Collected data entries
=-=-=

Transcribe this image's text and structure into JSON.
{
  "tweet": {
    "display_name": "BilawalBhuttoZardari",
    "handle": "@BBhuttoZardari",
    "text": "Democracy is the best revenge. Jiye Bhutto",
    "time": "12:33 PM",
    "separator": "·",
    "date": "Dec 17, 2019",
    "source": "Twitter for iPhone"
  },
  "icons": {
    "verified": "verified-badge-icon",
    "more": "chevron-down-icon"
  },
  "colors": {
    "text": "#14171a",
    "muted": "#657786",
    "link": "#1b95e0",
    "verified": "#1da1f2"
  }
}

=-=-=

TASK REQUIREMENTS
Collect every line from the records above that contains the word "text".

FULL SOLUTION
Transcribe this image's text and structure into JSON.
    "text": "Democracy is the best revenge. Jiye Bhutto",
    "text": "#14171a",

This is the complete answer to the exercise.